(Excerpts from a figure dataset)
┏━━

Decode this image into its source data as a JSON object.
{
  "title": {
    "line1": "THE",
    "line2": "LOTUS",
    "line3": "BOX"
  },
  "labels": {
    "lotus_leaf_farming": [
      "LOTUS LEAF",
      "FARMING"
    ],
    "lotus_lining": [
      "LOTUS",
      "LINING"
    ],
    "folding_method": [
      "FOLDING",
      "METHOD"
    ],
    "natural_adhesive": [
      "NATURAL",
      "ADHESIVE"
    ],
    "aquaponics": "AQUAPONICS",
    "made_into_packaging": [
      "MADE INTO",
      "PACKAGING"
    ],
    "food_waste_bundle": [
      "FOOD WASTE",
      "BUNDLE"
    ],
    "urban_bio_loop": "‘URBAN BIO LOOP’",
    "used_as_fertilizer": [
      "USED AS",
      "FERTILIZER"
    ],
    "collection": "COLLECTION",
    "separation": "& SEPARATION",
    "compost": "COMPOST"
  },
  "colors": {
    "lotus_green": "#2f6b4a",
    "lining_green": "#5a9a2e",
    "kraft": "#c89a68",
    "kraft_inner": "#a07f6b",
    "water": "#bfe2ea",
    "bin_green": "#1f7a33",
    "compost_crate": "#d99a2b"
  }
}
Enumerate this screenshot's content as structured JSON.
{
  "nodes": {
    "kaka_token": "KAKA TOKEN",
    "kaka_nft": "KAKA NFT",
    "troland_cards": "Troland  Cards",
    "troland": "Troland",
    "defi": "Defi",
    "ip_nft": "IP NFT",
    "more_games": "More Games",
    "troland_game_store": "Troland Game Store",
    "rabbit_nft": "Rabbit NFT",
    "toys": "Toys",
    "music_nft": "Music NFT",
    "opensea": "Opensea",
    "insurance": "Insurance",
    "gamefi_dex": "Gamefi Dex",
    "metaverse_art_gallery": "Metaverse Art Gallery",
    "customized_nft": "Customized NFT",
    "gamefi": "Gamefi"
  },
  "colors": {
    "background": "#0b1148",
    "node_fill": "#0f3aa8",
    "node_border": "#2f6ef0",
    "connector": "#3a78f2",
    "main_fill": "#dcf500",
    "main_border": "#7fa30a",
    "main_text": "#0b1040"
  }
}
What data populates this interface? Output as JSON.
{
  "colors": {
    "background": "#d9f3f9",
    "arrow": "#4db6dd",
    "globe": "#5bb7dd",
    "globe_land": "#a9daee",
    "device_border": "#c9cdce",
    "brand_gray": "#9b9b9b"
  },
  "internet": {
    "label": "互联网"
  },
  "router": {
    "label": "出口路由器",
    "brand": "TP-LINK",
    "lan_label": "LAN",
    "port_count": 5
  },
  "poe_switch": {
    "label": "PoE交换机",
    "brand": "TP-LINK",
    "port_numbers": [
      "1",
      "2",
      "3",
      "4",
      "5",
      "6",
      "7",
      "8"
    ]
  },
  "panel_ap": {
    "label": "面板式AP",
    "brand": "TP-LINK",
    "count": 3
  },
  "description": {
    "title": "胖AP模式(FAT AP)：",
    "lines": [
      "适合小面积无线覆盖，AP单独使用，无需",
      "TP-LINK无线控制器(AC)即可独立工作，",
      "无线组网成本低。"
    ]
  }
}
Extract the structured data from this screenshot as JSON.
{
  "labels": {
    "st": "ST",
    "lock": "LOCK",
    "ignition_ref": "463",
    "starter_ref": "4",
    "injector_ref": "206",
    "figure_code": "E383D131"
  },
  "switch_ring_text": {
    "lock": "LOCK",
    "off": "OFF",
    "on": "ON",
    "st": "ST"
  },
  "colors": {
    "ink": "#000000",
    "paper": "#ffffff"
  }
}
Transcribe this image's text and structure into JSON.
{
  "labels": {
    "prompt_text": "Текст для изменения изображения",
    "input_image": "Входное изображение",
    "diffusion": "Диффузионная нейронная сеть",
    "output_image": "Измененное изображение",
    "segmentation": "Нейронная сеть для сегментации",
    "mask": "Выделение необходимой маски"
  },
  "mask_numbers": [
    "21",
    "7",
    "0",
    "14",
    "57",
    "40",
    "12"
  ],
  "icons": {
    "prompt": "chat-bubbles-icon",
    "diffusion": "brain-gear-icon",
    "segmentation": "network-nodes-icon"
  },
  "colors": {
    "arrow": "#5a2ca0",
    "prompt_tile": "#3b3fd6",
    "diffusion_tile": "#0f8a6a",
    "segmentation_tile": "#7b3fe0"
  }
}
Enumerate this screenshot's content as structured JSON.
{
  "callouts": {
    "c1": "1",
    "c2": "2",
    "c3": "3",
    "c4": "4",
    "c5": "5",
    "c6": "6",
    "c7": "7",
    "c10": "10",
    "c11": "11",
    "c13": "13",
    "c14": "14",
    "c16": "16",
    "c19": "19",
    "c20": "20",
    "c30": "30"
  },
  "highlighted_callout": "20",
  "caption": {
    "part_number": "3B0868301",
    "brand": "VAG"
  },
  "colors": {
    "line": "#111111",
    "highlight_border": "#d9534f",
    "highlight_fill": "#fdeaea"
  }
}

┗━━

_TO DO:_
Pull out every line containing "JSON".

_SOLUTION FOR THIS PROBLEM:_
Decode this image into its source data as a JSON object.
Enumerate this screenshot's content as structured JSON.
What data populates this interface? Output as JSON.
Extract the structured data from this screenshot as JSON.
Transcribe this image's text and structure into JSON.
Enumerate this screenshot's content as structured JSON.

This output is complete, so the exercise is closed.